» **WRITTEN PROBLEM**
Repeat the data below exactly, dropping any pictures it holds.

» **DATA ENTRIES**
■ ■ ■

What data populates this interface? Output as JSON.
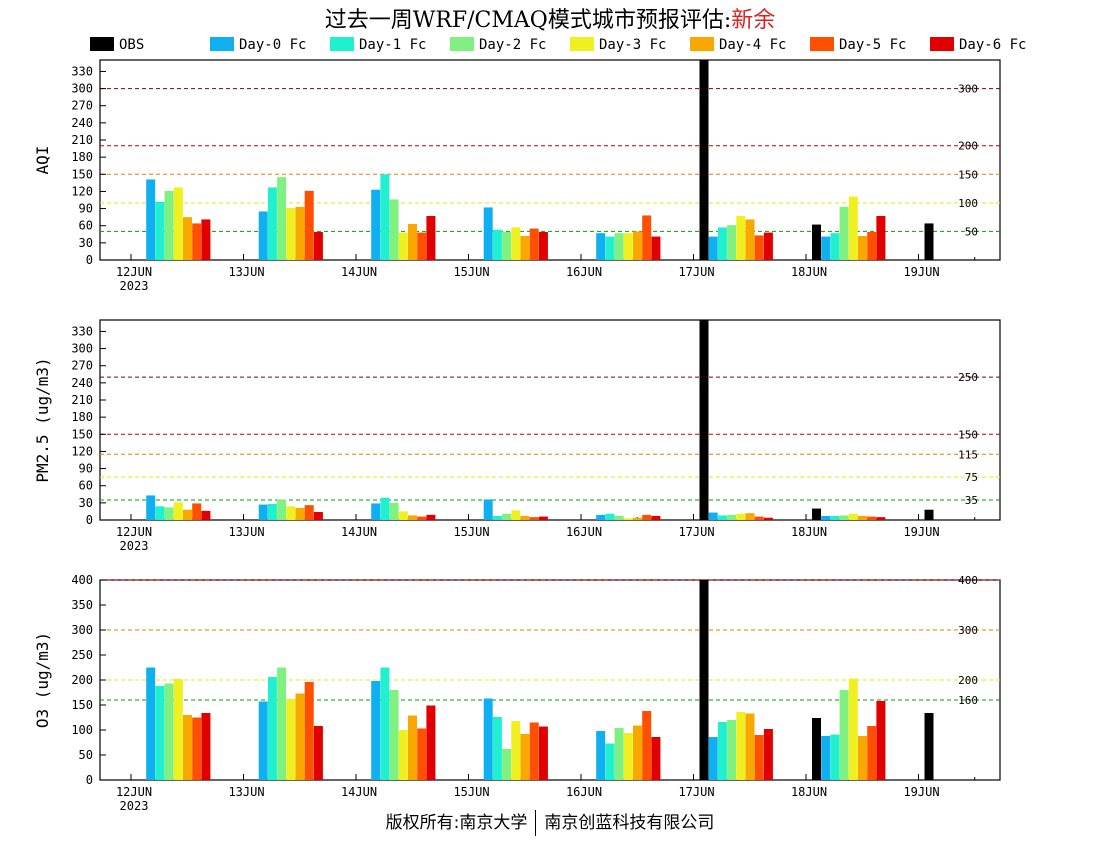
{
  "header": {
    "title": "过去一周WRF/CMAQ模式城市预报评估:",
    "city": "新余"
  },
  "footer": {
    "left": "版权所有:南京大学",
    "right": "南京创蓝科技有限公司"
  },
  "legend": [
    "OBS",
    "Day-0 Fc",
    "Day-1 Fc",
    "Day-2 Fc",
    "Day-3 Fc",
    "Day-4 Fc",
    "Day-5 Fc",
    "Day-6 Fc"
  ],
  "colors": {
    "series": [
      "#000000",
      "#10b0f0",
      "#20f0d0",
      "#80f080",
      "#f0f020",
      "#f8a800",
      "#ff5000",
      "#e00000"
    ],
    "line_green": "#00a000",
    "line_yellow": "#e8e800",
    "line_orange": "#e08000",
    "line_red": "#c00000",
    "line_darkred": "#800000"
  },
  "chart_data": [
    {
      "type": "bar",
      "ylabel": "AQI",
      "ylim": [
        0,
        350
      ],
      "yticks": [
        "0",
        "30",
        "60",
        "90",
        "120",
        "150",
        "180",
        "210",
        "240",
        "270",
        "300",
        "330"
      ],
      "categories": [
        "12JUN",
        "13JUN",
        "14JUN",
        "15JUN",
        "16JUN",
        "17JUN",
        "18JUN",
        "19JUN"
      ],
      "year": "2023",
      "reference_lines": [
        {
          "value": 50,
          "label": "50",
          "color": "green"
        },
        {
          "value": 100,
          "label": "100",
          "color": "yellow"
        },
        {
          "value": 150,
          "label": "150",
          "color": "orange"
        },
        {
          "value": 200,
          "label": "200",
          "color": "red"
        },
        {
          "value": 300,
          "label": "300",
          "color": "darkred"
        }
      ],
      "series": [
        {
          "name": "OBS",
          "values": [
            null,
            null,
            null,
            null,
            null,
            350,
            62,
            64
          ]
        },
        {
          "name": "Day-0 Fc",
          "values": [
            141,
            85,
            123,
            92,
            47,
            41,
            41,
            null
          ]
        },
        {
          "name": "Day-1 Fc",
          "values": [
            102,
            127,
            150,
            53,
            41,
            57,
            47,
            null
          ]
        },
        {
          "name": "Day-2 Fc",
          "values": [
            121,
            145,
            106,
            49,
            47,
            61,
            93,
            null
          ]
        },
        {
          "name": "Day-3 Fc",
          "values": [
            127,
            91,
            48,
            57,
            47,
            77,
            111,
            null
          ]
        },
        {
          "name": "Day-4 Fc",
          "values": [
            75,
            93,
            63,
            42,
            50,
            71,
            42,
            null
          ]
        },
        {
          "name": "Day-5 Fc",
          "values": [
            64,
            121,
            48,
            55,
            78,
            43,
            49,
            null
          ]
        },
        {
          "name": "Day-6 Fc",
          "values": [
            71,
            49,
            77,
            49,
            41,
            48,
            77,
            null
          ]
        }
      ]
    },
    {
      "type": "bar",
      "ylabel": "PM2.5 (ug/m3)",
      "ylim": [
        0,
        350
      ],
      "yticks": [
        "0",
        "30",
        "60",
        "90",
        "120",
        "150",
        "180",
        "210",
        "240",
        "270",
        "300",
        "330"
      ],
      "categories": [
        "12JUN",
        "13JUN",
        "14JUN",
        "15JUN",
        "16JUN",
        "17JUN",
        "18JUN",
        "19JUN"
      ],
      "year": "2023",
      "reference_lines": [
        {
          "value": 35,
          "label": "35",
          "color": "green"
        },
        {
          "value": 75,
          "label": "75",
          "color": "yellow"
        },
        {
          "value": 115,
          "label": "115",
          "color": "orange"
        },
        {
          "value": 150,
          "label": "150",
          "color": "red"
        },
        {
          "value": 250,
          "label": "250",
          "color": "darkred"
        }
      ],
      "series": [
        {
          "name": "OBS",
          "values": [
            null,
            null,
            null,
            null,
            null,
            350,
            20,
            18
          ]
        },
        {
          "name": "Day-0 Fc",
          "values": [
            43,
            27,
            29,
            36,
            9,
            13,
            7,
            null
          ]
        },
        {
          "name": "Day-1 Fc",
          "values": [
            24,
            28,
            39,
            7,
            11,
            8,
            7,
            null
          ]
        },
        {
          "name": "Day-2 Fc",
          "values": [
            22,
            36,
            30,
            11,
            7,
            9,
            8,
            null
          ]
        },
        {
          "name": "Day-3 Fc",
          "values": [
            31,
            24,
            15,
            17,
            3,
            11,
            11,
            null
          ]
        },
        {
          "name": "Day-4 Fc",
          "values": [
            18,
            21,
            8,
            7,
            4,
            12,
            7,
            null
          ]
        },
        {
          "name": "Day-5 Fc",
          "values": [
            29,
            26,
            6,
            5,
            9,
            6,
            6,
            null
          ]
        },
        {
          "name": "Day-6 Fc",
          "values": [
            16,
            14,
            9,
            6,
            7,
            4,
            5,
            null
          ]
        }
      ]
    },
    {
      "type": "bar",
      "ylabel": "O3 (ug/m3)",
      "ylim": [
        0,
        400
      ],
      "yticks": [
        "0",
        "50",
        "100",
        "150",
        "200",
        "250",
        "300",
        "350",
        "400"
      ],
      "categories": [
        "12JUN",
        "13JUN",
        "14JUN",
        "15JUN",
        "16JUN",
        "17JUN",
        "18JUN",
        "19JUN"
      ],
      "year": "2023",
      "reference_lines": [
        {
          "value": 160,
          "label": "160",
          "color": "green"
        },
        {
          "value": 200,
          "label": "200",
          "color": "yellow"
        },
        {
          "value": 300,
          "label": "300",
          "color": "orange"
        },
        {
          "value": 400,
          "label": "400",
          "color": "red"
        }
      ],
      "series": [
        {
          "name": "OBS",
          "values": [
            null,
            null,
            null,
            null,
            null,
            400,
            124,
            134
          ]
        },
        {
          "name": "Day-0 Fc",
          "values": [
            225,
            157,
            198,
            163,
            98,
            86,
            88,
            null
          ]
        },
        {
          "name": "Day-1 Fc",
          "values": [
            188,
            206,
            225,
            126,
            73,
            116,
            91,
            null
          ]
        },
        {
          "name": "Day-2 Fc",
          "values": [
            193,
            225,
            180,
            62,
            104,
            120,
            180,
            null
          ]
        },
        {
          "name": "Day-3 Fc",
          "values": [
            202,
            162,
            100,
            118,
            94,
            136,
            203,
            null
          ]
        },
        {
          "name": "Day-4 Fc",
          "values": [
            130,
            173,
            129,
            92,
            109,
            133,
            88,
            null
          ]
        },
        {
          "name": "Day-5 Fc",
          "values": [
            125,
            196,
            103,
            115,
            138,
            90,
            108,
            null
          ]
        },
        {
          "name": "Day-6 Fc",
          "values": [
            134,
            108,
            149,
            107,
            86,
            102,
            158,
            null
          ]
        }
      ]
    }
  ]
}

■ ■ ■

» **FINAL RESULT**
What data populates this interface? Output as JSON.
{
  "header": {
    "title": "过去一周WRF/CMAQ模式城市预报评估:",
    "city": "新余"
  },
  "footer": {
    "left": "版权所有:南京大学",
    "right": "南京创蓝科技有限公司"
  },
  "legend": [
    "OBS",
    "Day-0 Fc",
    "Day-1 Fc",
    "Day-2 Fc",
    "Day-3 Fc",
    "Day-4 Fc",
    "Day-5 Fc",
    "Day-6 Fc"
  ],
  "colors": {
    "series": [
      "#000000",
      "#10b0f0",
      "#20f0d0",
      "#80f080",
      "#f0f020",
      "#f8a800",
      "#ff5000",
      "#e00000"
    ],
    "line_green": "#00a000",
    "line_yellow": "#e8e800",
    "line_orange": "#e08000",
    "line_red": "#c00000",
    "line_darkred": "#800000"
  },
  "chart_data": [
    {
      "type": "bar",
      "ylabel": "AQI",
      "ylim": [
        0,
        350
      ],
      "yticks": [
        "0",
        "30",
        "60",
        "90",
        "120",
        "150",
        "180",
        "210",
        "240",
        "270",
        "300",
        "330"
      ],
      "categories": [
        "12JUN",
        "13JUN",
        "14JUN",
        "15JUN",
        "16JUN",
        "17JUN",
        "18JUN",
        "19JUN"
      ],
      "year": "2023",
      "reference_lines": [
        {
          "value": 50,
          "label": "50",
          "color": "green"
        },
        {
          "value": 100,
          "label": "100",
          "color": "yellow"
        },
        {
          "value": 150,
          "label": "150",
          "color": "orange"
        },
        {
          "value": 200,
          "label": "200",
          "color": "red"
        },
        {
          "value": 300,
          "label": "300",
          "color": "darkred"
        }
      ],
      "series": [
        {
          "name": "OBS",
          "values": [
            null,
            null,
            null,
            null,
            null,
            350,
            62,
            64
          ]
        },
        {
          "name": "Day-0 Fc",
          "values": [
            141,
            85,
            123,
            92,
            47,
            41,
            41,
            null
          ]
        },
        {
          "name": "Day-1 Fc",
          "values": [
            102,
            127,
            150,
            53,
            41,
            57,
            47,
            null
          ]
        },
        {
          "name": "Day-2 Fc",
          "values": [
            121,
            145,
            106,
            49,
            47,
            61,
            93,
            null
          ]
        },
        {
          "name": "Day-3 Fc",
          "values": [
            127,
            91,
            48,
            57,
            47,
            77,
            111,
            null
          ]
        },
        {
          "name": "Day-4 Fc",
          "values": [
            75,
            93,
            63,
            42,
            50,
            71,
            42,
            null
          ]
        },
        {
          "name": "Day-5 Fc",
          "values": [
            64,
            121,
            48,
            55,
            78,
            43,
            49,
            null
          ]
        },
        {
          "name": "Day-6 Fc",
          "values": [
            71,
            49,
            77,
            49,
            41,
            48,
            77,
            null
          ]
        }
      ]
    },
    {
      "type": "bar",
      "ylabel": "PM2.5 (ug/m3)",
      "ylim": [
        0,
        350
      ],
      "yticks": [
        "0",
        "30",
        "60",
        "90",
        "120",
        "150",
        "180",
        "210",
        "240",
        "270",
        "300",
        "330"
      ],
      "categories": [
        "12JUN",
        "13JUN",
        "14JUN",
        "15JUN",
        "16JUN",
        "17JUN",
        "18JUN",
        "19JUN"
      ],
      "year": "2023",
      "reference_lines": [
        {
          "value": 35,
          "label": "35",
          "color": "green"
        },
        {
          "value": 75,
          "label": "75",
          "color": "yellow"
        },
        {
          "value": 115,
          "label": "115",
          "color": "orange"
        },
        {
          "value": 150,
          "label": "150",
          "color": "red"
        },
        {
          "value": 250,
          "label": "250",
          "color": "darkred"
        }
      ],
      "series": [
        {
          "name": "OBS",
          "values": [
            null,
            null,
            null,
            null,
            null,
            350,
            20,
            18
          ]
        },
        {
          "name": "Day-0 Fc",
          "values": [
            43,
            27,
            29,
            36,
            9,
            13,
            7,
            null
          ]
        },
        {
          "name": "Day-1 Fc",
          "values": [
            24,
            28,
            39,
            7,
            11,
            8,
            7,
            null
          ]
        },
        {
          "name": "Day-2 Fc",
          "values": [
            22,
            36,
            30,
            11,
            7,
            9,
            8,
            null
          ]
        },
        {
          "name": "Day-3 Fc",
          "values": [
            31,
            24,
            15,
            17,
            3,
            11,
            11,
            null
          ]
        },
        {
          "name": "Day-4 Fc",
          "values": [
            18,
            21,
            8,
            7,
            4,
            12,
            7,
            null
          ]
        },
        {
          "name": "Day-5 Fc",
          "values": [
            29,
            26,
            6,
            5,
            9,
            6,
            6,
            null
          ]
        },
        {
          "name": "Day-6 Fc",
          "values": [
            16,
            14,
            9,
            6,
            7,
            4,
            5,
            null
          ]
        }
      ]
    },
    {
      "type": "bar",
      "ylabel": "O3 (ug/m3)",
      "ylim": [
        0,
        400
      ],
      "yticks": [
        "0",
        "50",
        "100",
        "150",
        "200",
        "250",
        "300",
        "350",
        "400"
      ],
      "categories": [
        "12JUN",
        "13JUN",
        "14JUN",
        "15JUN",
        "16JUN",
        "17JUN",
        "18JUN",
        "19JUN"
      ],
      "year": "2023",
      "reference_lines": [
        {
          "value": 160,
          "label": "160",
          "color": "green"
        },
        {
          "value": 200,
          "label": "200",
          "color": "yellow"
        },
        {
          "value": 300,
          "label": "300",
          "color": "orange"
        },
        {
          "value": 400,
          "label": "400",
          "color": "red"
        }
      ],
      "series": [
        {
          "name": "OBS",
          "values": [
            null,
            null,
            null,
            null,
            null,
            400,
            124,
            134
          ]
        },
        {
          "name": "Day-0 Fc",
          "values": [
            225,
            157,
            198,
            163,
            98,
            86,
            88,
            null
          ]
        },
        {
          "name": "Day-1 Fc",
          "values": [
            188,
            206,
            225,
            126,
            73,
            116,
            91,
            null
          ]
        },
        {
          "name": "Day-2 Fc",
          "values": [
            193,
            225,
            180,
            62,
            104,
            120,
            180,
            null
          ]
        },
        {
          "name": "Day-3 Fc",
          "values": [
            202,
            162,
            100,
            118,
            94,
            136,
            203,
            null
          ]
        },
        {
          "name": "Day-4 Fc",
          "values": [
            130,
            173,
            129,
            92,
            109,
            133,
            88,
            null
          ]
        },
        {
          "name": "Day-5 Fc",
          "values": [
            125,
            196,
            103,
            115,
            138,
            90,
            108,
            null
          ]
        },
        {
          "name": "Day-6 Fc",
          "values": [
            134,
            108,
            149,
            107,
            86,
            102,
            158,
            null
          ]
        }
      ]
    }
  ]
}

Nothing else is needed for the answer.